# TASK STATEMENT
Check every line below for the string "this", and copy the lines that contain it.

** START **

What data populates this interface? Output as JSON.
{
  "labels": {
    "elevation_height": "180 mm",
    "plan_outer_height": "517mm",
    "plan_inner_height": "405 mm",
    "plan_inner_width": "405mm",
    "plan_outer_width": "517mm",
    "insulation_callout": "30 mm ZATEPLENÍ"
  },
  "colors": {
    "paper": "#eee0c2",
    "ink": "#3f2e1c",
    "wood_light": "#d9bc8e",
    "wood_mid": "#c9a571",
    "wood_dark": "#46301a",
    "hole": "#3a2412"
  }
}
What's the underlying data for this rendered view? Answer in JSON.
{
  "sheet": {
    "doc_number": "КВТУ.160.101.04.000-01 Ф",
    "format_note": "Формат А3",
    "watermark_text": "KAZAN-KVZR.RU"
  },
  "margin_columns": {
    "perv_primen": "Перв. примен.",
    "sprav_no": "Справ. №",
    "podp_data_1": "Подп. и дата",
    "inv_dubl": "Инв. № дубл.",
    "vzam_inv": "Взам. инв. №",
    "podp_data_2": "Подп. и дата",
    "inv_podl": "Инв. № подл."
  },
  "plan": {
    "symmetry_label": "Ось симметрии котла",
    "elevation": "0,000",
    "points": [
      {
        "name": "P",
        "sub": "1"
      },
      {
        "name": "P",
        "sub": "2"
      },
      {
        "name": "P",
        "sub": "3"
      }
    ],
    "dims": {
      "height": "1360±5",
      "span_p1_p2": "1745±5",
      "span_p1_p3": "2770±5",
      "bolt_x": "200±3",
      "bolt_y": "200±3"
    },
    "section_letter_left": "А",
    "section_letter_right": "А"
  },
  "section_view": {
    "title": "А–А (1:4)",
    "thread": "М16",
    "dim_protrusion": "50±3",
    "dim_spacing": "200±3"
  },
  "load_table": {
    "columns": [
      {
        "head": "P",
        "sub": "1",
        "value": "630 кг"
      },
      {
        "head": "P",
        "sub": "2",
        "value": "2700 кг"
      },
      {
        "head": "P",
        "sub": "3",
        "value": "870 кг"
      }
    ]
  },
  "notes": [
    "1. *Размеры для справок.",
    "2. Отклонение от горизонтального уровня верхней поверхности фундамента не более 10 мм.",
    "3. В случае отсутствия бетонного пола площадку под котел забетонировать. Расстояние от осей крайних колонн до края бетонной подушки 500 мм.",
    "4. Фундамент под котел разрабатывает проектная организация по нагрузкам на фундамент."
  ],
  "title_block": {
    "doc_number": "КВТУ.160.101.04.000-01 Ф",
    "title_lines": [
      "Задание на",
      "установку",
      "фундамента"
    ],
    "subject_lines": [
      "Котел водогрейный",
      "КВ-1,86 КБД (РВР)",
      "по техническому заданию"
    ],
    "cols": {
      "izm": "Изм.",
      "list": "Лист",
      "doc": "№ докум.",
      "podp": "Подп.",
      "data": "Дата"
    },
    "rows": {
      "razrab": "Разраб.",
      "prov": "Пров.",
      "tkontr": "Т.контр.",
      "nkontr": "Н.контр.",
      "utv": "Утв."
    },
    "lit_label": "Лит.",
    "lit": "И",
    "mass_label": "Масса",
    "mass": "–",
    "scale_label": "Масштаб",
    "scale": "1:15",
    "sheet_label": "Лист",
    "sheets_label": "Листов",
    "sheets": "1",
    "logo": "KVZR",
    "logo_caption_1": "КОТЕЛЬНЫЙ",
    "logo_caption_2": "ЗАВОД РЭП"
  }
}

** END **

# RESULT
What data populates this interface? Output as JSON.
What's the underlying data for this rendered view? Answer in JSON.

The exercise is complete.